> _Exercise_:
Filter out everything except lines holding "GIẤY".

[Items from a dataset]
-.-.-

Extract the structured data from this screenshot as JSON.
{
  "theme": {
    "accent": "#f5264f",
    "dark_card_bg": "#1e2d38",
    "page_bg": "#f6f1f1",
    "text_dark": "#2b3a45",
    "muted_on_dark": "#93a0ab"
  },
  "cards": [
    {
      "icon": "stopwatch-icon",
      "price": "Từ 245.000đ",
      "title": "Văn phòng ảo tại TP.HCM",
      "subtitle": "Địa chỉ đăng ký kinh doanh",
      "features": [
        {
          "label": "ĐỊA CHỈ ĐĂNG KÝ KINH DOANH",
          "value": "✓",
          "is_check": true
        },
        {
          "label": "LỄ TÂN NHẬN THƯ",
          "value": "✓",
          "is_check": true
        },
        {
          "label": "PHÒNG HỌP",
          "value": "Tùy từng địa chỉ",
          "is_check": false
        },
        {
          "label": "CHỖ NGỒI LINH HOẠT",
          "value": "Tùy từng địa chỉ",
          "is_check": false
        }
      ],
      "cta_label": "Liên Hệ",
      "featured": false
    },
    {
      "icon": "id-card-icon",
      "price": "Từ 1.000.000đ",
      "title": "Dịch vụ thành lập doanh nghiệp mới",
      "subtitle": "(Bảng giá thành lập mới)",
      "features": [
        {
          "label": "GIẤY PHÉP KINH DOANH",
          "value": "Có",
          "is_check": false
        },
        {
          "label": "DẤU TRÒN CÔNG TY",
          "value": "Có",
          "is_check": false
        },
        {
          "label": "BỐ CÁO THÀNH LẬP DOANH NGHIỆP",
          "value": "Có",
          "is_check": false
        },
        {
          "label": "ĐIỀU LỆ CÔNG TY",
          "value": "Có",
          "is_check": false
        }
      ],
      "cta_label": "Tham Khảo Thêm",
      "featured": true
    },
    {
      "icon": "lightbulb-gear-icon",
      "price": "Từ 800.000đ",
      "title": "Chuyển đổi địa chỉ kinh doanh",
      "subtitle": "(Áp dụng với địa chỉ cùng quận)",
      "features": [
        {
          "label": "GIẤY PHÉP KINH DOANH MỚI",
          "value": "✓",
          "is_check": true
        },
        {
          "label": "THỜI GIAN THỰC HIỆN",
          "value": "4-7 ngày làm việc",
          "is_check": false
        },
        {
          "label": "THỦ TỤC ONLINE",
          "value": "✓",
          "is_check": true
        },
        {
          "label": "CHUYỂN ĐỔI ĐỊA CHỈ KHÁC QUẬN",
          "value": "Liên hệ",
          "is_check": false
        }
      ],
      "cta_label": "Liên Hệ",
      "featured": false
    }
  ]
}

-.-.-

> _Final result_:
          "label": "GIẤY PHÉP KINH DOANH",
          "label": "GIẤY PHÉP KINH DOANH MỚI",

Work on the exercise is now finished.